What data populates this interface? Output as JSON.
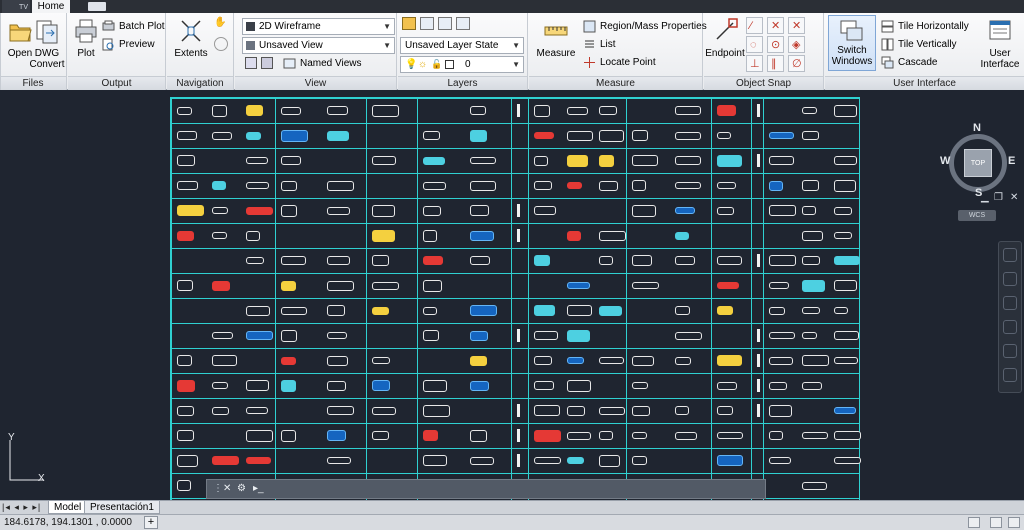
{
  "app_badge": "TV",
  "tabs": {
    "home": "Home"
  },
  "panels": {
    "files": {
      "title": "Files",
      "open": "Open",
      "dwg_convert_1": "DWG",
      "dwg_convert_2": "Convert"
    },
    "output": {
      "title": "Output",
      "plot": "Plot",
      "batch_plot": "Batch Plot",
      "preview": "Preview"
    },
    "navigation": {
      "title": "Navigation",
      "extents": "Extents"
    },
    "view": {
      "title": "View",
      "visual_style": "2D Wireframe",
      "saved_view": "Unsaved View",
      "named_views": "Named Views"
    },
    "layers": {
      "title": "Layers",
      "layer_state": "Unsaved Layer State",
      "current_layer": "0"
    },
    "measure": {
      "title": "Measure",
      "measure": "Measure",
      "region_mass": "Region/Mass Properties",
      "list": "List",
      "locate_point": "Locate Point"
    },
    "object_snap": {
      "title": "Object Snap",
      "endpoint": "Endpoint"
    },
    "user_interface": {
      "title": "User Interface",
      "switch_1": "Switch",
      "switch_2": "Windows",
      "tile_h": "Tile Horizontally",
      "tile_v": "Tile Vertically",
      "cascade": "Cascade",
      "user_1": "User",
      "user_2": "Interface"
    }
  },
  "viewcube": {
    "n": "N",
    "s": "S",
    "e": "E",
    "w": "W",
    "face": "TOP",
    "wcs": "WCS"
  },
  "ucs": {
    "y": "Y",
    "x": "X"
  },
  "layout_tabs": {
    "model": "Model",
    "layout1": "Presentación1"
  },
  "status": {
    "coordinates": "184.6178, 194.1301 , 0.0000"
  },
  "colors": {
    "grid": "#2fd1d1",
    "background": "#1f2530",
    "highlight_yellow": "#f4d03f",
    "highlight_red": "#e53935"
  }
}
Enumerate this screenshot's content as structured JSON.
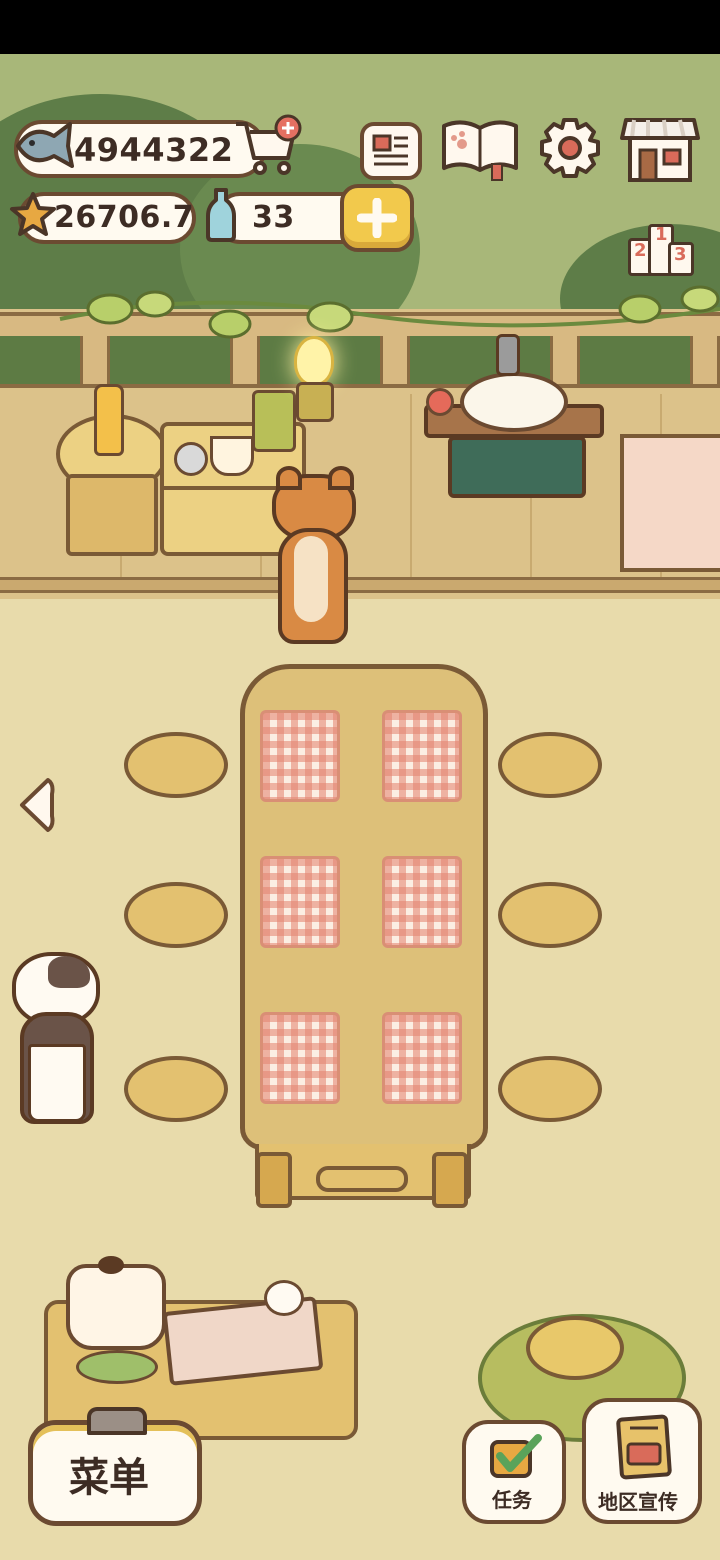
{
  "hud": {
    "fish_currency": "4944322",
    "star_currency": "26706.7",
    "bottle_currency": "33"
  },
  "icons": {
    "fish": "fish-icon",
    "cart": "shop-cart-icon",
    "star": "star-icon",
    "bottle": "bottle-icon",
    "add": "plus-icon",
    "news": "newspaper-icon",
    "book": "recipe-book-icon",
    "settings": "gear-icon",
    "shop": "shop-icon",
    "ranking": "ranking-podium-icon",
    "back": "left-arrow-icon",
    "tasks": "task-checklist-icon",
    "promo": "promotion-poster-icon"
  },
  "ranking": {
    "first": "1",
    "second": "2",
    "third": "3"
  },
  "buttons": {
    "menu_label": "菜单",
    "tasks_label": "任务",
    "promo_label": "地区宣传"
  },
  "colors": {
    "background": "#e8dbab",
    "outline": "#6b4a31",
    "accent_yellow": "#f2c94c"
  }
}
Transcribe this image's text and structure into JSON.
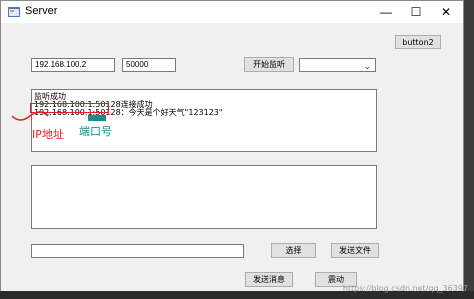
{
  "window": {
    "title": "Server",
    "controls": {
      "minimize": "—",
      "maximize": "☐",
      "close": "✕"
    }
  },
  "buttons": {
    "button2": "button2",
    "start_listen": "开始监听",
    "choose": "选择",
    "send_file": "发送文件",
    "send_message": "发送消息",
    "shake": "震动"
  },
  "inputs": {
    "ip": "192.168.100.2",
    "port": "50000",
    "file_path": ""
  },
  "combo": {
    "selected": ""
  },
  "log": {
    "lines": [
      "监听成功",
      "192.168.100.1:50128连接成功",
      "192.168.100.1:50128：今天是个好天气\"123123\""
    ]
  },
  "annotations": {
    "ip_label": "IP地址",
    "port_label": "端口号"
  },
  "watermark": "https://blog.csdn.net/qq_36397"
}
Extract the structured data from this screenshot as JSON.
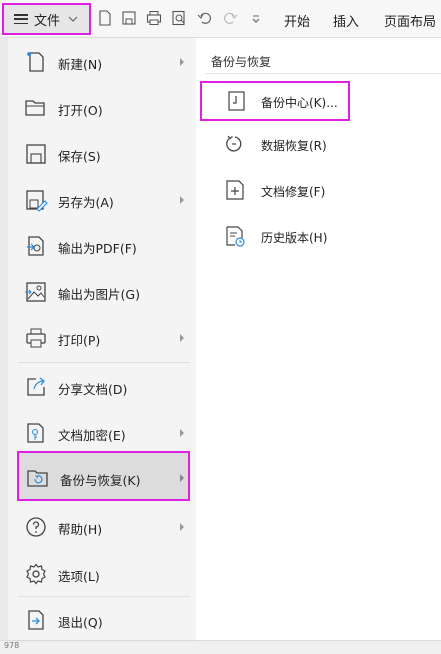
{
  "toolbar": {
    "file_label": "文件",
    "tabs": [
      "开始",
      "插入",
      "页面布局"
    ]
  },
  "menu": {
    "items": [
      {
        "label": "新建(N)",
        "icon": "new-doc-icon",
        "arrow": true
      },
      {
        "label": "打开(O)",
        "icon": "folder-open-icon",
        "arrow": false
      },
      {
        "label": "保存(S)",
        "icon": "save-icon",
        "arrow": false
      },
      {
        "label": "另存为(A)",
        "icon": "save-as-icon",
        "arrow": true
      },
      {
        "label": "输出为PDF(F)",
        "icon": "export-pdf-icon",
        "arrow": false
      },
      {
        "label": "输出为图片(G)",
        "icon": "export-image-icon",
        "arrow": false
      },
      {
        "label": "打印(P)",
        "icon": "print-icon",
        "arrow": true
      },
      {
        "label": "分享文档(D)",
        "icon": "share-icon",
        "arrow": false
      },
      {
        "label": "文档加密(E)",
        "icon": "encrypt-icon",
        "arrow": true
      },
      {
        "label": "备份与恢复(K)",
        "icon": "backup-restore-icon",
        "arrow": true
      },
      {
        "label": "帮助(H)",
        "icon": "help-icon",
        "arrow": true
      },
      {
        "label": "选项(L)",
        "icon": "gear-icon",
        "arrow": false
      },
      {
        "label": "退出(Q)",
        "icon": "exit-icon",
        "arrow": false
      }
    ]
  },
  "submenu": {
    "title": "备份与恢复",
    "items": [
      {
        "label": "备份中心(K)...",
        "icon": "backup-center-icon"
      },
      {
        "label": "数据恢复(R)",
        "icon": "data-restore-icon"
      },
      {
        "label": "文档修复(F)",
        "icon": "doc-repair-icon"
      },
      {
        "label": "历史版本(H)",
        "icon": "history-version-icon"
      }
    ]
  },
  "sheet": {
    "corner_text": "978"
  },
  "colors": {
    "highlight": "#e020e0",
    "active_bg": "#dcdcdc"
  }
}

§

#### [Instructions for the task]
Your task is to set down the records shown above exactly, minus any pictures.

#### [Completed exercise]
What data populates this interface? Output as JSON.
{
  "app_badge": "TV",
  "tabs": {
    "home": "Home"
  },
  "panels": {
    "files": {
      "title": "Files",
      "open": "Open",
      "dwg_convert_1": "DWG",
      "dwg_convert_2": "Convert"
    },
    "output": {
      "title": "Output",
      "plot": "Plot",
      "batch_plot": "Batch Plot",
      "preview": "Preview"
    },
    "navigation": {
      "title": "Navigation",
      "extents": "Extents"
    },
    "view": {
      "title": "View",
      "visual_style": "2D Wireframe",
      "saved_view": "Unsaved View",
      "named_views": "Named Views"
    },
    "layers": {
      "title": "Layers",
      "layer_state": "Unsaved Layer State",
      "current_layer": "0"
    },
    "measure": {
      "title": "Measure",
      "measure": "Measure",
      "region_mass": "Region/Mass Properties",
      "list": "List",
      "locate_point": "Locate Point"
    },
    "object_snap": {
      "title": "Object Snap",
      "endpoint": "Endpoint"
    },
    "user_interface": {
      "title": "User Interface",
      "switch_1": "Switch",
      "switch_2": "Windows",
      "tile_h": "Tile Horizontally",
      "tile_v": "Tile Vertically",
      "cascade": "Cascade",
      "user_1": "User",
      "user_2": "Interface"
    }
  },
  "viewcube": {
    "n": "N",
    "s": "S",
    "e": "E",
    "w": "W",
    "face": "TOP",
    "wcs": "WCS"
  },
  "ucs": {
    "y": "Y",
    "x": "X"
  },
  "layout_tabs": {
    "model": "Model",
    "layout1": "Presentación1"
  },
  "status": {
    "coordinates": "184.6178, 194.1301 , 0.0000"
  },
  "colors": {
    "grid": "#2fd1d1",
    "background": "#1f2530",
    "highlight_yellow": "#f4d03f",
    "highlight_red": "#e53935"
  }
}
Enumerate this screenshot's content as structured JSON.
{
  "hud": {
    "fish_currency": "4944322",
    "star_currency": "26706.7",
    "bottle_currency": "33"
  },
  "icons": {
    "fish": "fish-icon",
    "cart": "shop-cart-icon",
    "star": "star-icon",
    "bottle": "bottle-icon",
    "add": "plus-icon",
    "news": "newspaper-icon",
    "book": "recipe-book-icon",
    "settings": "gear-icon",
    "shop": "shop-icon",
    "ranking": "ranking-podium-icon",
    "back": "left-arrow-icon",
    "tasks": "task-checklist-icon",
    "promo": "promotion-poster-icon"
  },
  "ranking": {
    "first": "1",
    "second": "2",
    "third": "3"
  },
  "buttons": {
    "menu_label": "菜单",
    "tasks_label": "任务",
    "promo_label": "地区宣传"
  },
  "colors": {
    "background": "#e8dbab",
    "outline": "#6b4a31",
    "accent_yellow": "#f2c94c"
  }
}
Transcribe this image's text and structure into JSON.
{
  "window": {
    "title": "Server",
    "controls": {
      "minimize": "—",
      "maximize": "☐",
      "close": "✕"
    }
  },
  "buttons": {
    "button2": "button2",
    "start_listen": "开始监听",
    "choose": "选择",
    "send_file": "发送文件",
    "send_message": "发送消息",
    "shake": "震动"
  },
  "inputs": {
    "ip": "192.168.100.2",
    "port": "50000",
    "file_path": ""
  },
  "combo": {
    "selected": ""
  },
  "log": {
    "lines": [
      "监听成功",
      "192.168.100.1:50128连接成功",
      "192.168.100.1:50128：今天是个好天气\"123123\""
    ]
  },
  "annotations": {
    "ip_label": "IP地址",
    "port_label": "端口号"
  },
  "watermark": "https://blog.csdn.net/qq_36397"
}
Extract the structured data from this screenshot as JSON.
{
  "toolbar": {
    "file_label": "文件",
    "tabs": [
      "开始",
      "插入",
      "页面布局"
    ]
  },
  "menu": {
    "items": [
      {
        "label": "新建(N)",
        "icon": "new-doc-icon",
        "arrow": true
      },
      {
        "label": "打开(O)",
        "icon": "folder-open-icon",
        "arrow": false
      },
      {
        "label": "保存(S)",
        "icon": "save-icon",
        "arrow": false
      },
      {
        "label": "另存为(A)",
        "icon": "save-as-icon",
        "arrow": true
      },
      {
        "label": "输出为PDF(F)",
        "icon": "export-pdf-icon",
        "arrow": false
      },
      {
        "label": "输出为图片(G)",
        "icon": "export-image-icon",
        "arrow": false
      },
      {
        "label": "打印(P)",
        "icon": "print-icon",
        "arrow": true
      },
      {
        "label": "分享文档(D)",
        "icon": "share-icon",
        "arrow": false
      },
      {
        "label": "文档加密(E)",
        "icon": "encrypt-icon",
        "arrow": true
      },
      {
        "label": "备份与恢复(K)",
        "icon": "backup-restore-icon",
        "arrow": true
      },
      {
        "label": "帮助(H)",
        "icon": "help-icon",
        "arrow": true
      },
      {
        "label": "选项(L)",
        "icon": "gear-icon",
        "arrow": false
      },
      {
        "label": "退出(Q)",
        "icon": "exit-icon",
        "arrow": false
      }
    ]
  },
  "submenu": {
    "title": "备份与恢复",
    "items": [
      {
        "label": "备份中心(K)...",
        "icon": "backup-center-icon"
      },
      {
        "label": "数据恢复(R)",
        "icon": "data-restore-icon"
      },
      {
        "label": "文档修复(F)",
        "icon": "doc-repair-icon"
      },
      {
        "label": "历史版本(H)",
        "icon": "history-version-icon"
      }
    ]
  },
  "sheet": {
    "corner_text": "978"
  },
  "colors": {
    "highlight": "#e020e0",
    "active_bg": "#dcdcdc"
  }
}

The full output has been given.